Data items
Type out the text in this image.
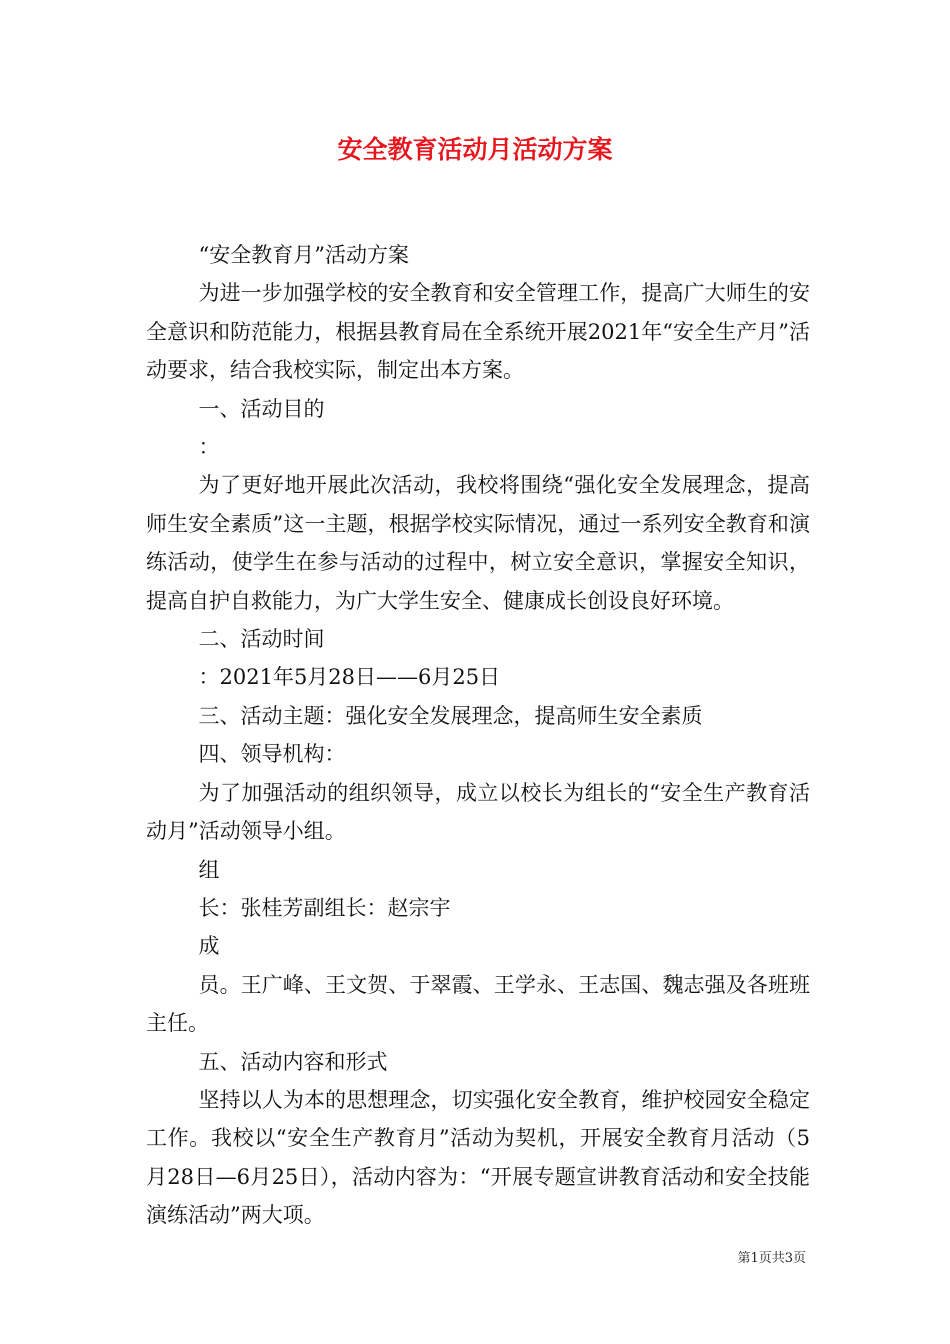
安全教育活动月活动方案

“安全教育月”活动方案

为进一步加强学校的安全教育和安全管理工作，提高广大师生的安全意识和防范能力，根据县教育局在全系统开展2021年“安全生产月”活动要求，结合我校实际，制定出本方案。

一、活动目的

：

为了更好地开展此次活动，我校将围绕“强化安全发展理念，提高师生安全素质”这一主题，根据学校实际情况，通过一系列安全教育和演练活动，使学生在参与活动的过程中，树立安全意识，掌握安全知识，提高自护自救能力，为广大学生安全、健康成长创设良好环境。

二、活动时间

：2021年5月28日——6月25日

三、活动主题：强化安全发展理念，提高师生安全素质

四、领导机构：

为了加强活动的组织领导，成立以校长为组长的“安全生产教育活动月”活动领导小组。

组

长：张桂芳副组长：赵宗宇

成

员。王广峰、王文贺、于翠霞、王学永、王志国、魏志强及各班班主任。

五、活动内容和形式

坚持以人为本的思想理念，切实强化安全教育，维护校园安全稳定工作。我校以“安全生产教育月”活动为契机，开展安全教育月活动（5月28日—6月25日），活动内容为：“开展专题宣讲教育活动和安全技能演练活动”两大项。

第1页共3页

--

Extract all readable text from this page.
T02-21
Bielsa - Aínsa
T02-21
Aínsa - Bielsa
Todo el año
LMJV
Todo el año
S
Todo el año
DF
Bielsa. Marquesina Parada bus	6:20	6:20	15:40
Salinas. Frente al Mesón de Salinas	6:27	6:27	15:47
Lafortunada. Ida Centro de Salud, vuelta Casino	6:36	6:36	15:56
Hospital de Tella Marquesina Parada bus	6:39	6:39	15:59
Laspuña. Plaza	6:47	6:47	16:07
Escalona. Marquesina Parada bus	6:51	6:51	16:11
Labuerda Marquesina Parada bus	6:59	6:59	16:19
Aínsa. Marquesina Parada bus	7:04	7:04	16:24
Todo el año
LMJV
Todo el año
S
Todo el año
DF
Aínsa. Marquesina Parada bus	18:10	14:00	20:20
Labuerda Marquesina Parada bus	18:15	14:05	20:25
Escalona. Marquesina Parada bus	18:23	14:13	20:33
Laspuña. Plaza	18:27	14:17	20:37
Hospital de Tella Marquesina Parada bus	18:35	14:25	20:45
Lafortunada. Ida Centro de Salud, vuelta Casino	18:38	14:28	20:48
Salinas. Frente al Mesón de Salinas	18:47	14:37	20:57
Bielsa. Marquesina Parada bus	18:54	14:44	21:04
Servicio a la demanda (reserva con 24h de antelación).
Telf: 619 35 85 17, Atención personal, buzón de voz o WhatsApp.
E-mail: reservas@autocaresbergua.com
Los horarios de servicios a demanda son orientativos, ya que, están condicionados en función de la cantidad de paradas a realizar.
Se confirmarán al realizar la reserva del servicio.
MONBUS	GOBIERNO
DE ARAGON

==

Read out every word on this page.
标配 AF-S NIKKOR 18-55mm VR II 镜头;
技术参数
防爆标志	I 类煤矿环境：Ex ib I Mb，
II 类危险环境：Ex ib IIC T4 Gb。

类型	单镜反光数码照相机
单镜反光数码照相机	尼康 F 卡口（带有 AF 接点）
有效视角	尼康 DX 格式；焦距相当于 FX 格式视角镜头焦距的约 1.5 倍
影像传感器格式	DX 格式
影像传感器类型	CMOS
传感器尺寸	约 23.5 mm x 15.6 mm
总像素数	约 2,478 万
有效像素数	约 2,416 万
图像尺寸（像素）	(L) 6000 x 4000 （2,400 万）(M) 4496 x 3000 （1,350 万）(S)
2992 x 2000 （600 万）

◆ EXERCISE
Count how many lines above contain the word "Salinas". Reply with the number alone.

◆ SOLUTION TO THE PROBLEM
2